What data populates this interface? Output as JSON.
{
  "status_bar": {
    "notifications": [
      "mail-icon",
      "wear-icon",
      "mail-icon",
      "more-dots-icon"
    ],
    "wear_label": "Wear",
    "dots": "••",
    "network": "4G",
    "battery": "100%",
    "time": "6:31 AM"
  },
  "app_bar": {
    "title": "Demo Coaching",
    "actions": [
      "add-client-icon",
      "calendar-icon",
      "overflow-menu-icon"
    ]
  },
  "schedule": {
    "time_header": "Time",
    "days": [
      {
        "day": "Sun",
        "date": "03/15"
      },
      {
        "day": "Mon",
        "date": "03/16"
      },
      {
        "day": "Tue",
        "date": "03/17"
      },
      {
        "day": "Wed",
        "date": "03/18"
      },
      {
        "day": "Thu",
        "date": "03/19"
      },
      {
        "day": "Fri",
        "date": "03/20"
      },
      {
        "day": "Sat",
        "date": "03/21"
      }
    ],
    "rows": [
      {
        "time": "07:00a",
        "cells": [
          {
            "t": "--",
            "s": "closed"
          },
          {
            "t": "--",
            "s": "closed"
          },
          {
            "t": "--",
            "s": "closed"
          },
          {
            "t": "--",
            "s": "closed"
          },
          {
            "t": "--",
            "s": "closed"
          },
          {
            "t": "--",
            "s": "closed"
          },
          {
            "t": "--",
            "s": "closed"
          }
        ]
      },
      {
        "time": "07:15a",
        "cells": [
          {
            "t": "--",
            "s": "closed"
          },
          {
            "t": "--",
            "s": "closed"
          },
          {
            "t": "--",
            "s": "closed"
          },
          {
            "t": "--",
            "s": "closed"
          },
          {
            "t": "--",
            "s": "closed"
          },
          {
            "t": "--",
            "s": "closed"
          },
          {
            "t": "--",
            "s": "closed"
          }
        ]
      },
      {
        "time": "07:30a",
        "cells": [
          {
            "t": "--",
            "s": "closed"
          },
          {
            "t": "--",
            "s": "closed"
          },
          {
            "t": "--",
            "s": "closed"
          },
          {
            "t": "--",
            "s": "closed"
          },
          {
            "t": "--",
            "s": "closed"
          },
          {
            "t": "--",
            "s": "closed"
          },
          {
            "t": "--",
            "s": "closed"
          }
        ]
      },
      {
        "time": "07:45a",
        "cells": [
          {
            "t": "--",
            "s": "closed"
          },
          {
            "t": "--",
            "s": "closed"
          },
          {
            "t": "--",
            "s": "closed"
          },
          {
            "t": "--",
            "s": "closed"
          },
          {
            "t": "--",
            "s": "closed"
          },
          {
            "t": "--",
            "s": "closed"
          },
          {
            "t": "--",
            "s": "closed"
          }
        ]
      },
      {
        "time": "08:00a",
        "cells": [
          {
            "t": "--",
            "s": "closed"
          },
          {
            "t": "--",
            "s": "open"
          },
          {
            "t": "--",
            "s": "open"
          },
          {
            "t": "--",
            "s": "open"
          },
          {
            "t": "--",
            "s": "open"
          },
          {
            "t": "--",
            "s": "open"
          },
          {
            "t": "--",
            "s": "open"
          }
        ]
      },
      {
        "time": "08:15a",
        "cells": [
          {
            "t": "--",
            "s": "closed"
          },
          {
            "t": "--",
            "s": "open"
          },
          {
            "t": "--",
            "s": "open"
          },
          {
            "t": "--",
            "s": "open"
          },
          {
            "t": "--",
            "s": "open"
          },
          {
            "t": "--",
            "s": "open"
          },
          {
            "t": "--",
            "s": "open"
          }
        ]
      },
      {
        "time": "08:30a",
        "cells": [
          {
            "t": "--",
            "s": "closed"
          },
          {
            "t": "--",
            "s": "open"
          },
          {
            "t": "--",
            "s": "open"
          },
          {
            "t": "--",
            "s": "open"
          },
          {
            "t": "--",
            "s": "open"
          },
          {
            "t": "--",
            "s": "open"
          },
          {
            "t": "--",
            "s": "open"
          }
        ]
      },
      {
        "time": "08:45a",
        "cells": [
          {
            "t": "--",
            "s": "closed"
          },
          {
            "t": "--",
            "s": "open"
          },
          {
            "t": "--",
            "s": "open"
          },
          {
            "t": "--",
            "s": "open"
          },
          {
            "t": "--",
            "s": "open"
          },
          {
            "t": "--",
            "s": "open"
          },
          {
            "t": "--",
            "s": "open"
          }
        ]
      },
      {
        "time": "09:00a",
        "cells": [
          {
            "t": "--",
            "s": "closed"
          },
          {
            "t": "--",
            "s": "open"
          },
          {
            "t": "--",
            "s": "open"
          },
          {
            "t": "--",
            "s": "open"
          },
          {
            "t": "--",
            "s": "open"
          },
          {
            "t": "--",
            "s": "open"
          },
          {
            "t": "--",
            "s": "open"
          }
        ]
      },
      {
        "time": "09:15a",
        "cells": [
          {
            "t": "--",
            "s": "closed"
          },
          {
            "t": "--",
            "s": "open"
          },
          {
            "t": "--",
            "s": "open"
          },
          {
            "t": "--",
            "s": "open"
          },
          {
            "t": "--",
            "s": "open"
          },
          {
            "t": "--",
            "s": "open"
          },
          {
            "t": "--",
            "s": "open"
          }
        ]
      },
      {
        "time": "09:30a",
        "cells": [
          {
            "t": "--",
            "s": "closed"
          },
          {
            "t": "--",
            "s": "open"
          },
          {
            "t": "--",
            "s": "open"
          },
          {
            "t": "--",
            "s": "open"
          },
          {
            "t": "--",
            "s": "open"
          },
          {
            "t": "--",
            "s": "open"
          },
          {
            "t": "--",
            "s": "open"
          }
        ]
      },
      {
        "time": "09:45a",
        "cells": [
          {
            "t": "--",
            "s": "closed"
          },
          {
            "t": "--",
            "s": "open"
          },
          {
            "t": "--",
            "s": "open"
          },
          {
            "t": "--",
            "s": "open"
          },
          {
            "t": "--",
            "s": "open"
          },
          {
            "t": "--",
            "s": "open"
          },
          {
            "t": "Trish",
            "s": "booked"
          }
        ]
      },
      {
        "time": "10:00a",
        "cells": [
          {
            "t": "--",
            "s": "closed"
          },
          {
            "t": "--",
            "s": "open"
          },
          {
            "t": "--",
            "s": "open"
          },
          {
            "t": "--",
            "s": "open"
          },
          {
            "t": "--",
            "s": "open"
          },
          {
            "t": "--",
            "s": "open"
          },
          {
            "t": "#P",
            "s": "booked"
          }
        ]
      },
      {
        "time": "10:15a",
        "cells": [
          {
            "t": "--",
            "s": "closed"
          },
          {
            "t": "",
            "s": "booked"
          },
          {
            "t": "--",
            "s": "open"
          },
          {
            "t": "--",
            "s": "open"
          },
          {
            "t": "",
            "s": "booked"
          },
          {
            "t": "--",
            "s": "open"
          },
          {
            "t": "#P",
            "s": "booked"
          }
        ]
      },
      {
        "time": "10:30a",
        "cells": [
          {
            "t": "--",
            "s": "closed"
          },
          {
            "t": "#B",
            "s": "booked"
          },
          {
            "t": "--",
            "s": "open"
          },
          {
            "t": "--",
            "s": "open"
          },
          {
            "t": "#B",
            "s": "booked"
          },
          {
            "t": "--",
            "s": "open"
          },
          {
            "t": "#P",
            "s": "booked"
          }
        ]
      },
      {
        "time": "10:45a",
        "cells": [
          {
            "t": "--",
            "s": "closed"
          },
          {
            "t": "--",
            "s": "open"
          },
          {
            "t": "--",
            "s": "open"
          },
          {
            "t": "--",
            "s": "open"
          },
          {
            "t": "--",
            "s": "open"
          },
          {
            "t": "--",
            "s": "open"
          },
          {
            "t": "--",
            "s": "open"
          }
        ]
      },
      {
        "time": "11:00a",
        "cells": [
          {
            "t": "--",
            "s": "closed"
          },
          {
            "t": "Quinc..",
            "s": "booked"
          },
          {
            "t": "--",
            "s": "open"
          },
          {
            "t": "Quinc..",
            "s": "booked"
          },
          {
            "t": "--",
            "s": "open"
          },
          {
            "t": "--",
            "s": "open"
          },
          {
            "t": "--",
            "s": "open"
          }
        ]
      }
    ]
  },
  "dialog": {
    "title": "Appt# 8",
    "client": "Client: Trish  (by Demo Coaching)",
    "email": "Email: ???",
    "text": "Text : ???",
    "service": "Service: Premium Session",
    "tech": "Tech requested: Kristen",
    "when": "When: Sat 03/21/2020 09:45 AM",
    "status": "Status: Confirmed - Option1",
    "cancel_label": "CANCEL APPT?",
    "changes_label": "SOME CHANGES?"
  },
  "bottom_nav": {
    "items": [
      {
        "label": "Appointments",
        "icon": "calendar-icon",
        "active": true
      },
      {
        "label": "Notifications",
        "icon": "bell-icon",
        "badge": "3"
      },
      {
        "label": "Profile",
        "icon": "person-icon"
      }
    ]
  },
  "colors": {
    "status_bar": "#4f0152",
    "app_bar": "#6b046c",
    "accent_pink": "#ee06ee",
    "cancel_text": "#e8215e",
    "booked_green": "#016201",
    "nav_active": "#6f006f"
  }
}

******

§ PROBLEM TO SOLVE
Filter the data for the string "Coaching" and copy every line that has it.

§ OUTPUT FOR THIS TASK
    "title": "Demo Coaching",
    "client": "Client: Trish  (by Demo Coaching)",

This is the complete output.